[start of INPUT RECORDS]

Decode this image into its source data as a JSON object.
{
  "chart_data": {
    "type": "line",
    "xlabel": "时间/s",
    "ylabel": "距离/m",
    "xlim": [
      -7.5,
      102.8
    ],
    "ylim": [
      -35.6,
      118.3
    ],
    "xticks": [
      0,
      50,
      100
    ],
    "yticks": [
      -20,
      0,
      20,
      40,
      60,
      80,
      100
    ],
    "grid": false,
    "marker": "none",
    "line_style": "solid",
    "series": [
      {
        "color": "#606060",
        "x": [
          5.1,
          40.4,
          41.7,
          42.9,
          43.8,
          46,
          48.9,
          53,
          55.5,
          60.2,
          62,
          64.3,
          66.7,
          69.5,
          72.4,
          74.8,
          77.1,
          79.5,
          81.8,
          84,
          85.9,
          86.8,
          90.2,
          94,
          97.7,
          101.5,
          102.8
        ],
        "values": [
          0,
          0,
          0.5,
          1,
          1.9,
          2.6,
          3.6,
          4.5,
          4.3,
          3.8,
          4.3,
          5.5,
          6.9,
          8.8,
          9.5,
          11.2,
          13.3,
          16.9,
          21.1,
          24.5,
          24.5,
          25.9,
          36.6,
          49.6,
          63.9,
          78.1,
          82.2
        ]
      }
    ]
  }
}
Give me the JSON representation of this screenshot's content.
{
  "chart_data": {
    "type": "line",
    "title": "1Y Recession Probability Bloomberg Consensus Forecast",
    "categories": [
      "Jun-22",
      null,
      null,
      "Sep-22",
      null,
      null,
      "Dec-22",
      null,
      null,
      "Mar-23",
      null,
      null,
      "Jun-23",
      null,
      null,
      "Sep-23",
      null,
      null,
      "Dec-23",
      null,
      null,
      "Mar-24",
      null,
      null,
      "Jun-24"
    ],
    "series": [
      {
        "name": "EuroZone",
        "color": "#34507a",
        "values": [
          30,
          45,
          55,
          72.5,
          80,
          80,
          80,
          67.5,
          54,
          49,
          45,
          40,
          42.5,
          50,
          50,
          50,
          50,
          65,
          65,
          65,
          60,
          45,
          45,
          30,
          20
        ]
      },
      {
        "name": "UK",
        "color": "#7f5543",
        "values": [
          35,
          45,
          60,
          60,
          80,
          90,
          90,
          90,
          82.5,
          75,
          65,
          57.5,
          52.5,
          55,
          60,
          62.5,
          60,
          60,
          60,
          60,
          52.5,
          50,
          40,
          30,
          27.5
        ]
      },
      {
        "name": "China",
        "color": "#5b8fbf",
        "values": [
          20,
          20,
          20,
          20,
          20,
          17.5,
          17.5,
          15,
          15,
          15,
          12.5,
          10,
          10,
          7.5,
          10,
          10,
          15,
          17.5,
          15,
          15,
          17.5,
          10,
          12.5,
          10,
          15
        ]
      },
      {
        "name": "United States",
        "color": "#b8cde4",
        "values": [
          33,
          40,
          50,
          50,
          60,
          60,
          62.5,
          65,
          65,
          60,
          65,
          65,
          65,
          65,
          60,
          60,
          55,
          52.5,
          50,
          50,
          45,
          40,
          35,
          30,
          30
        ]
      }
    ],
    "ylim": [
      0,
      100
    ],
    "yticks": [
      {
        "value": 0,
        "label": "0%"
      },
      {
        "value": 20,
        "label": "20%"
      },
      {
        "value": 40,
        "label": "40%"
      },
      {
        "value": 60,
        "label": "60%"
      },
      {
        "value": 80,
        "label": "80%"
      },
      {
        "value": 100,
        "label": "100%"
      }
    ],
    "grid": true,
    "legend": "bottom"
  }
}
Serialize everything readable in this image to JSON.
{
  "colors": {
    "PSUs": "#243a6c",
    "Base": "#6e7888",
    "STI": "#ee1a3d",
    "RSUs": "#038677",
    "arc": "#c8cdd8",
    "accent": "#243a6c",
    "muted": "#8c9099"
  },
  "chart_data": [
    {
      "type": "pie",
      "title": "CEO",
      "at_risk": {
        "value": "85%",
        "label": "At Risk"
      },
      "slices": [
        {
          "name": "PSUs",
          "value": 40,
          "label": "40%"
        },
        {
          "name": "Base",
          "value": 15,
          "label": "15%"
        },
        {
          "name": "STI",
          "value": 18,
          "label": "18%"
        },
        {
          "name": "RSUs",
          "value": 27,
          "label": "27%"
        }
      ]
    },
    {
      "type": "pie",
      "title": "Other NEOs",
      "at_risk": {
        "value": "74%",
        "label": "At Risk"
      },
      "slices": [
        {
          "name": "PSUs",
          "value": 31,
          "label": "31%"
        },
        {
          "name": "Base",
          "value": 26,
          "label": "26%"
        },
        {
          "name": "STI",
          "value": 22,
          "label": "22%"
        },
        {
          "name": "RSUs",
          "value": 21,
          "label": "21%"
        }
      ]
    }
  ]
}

[end of INPUT RECORDS]

[TO DO]:
Return every line from the records above that holds the word "image".

[RESULT OF THE TASK]:
Decode this image into its source data as a JSON object.
Serialize everything readable in this image to JSON.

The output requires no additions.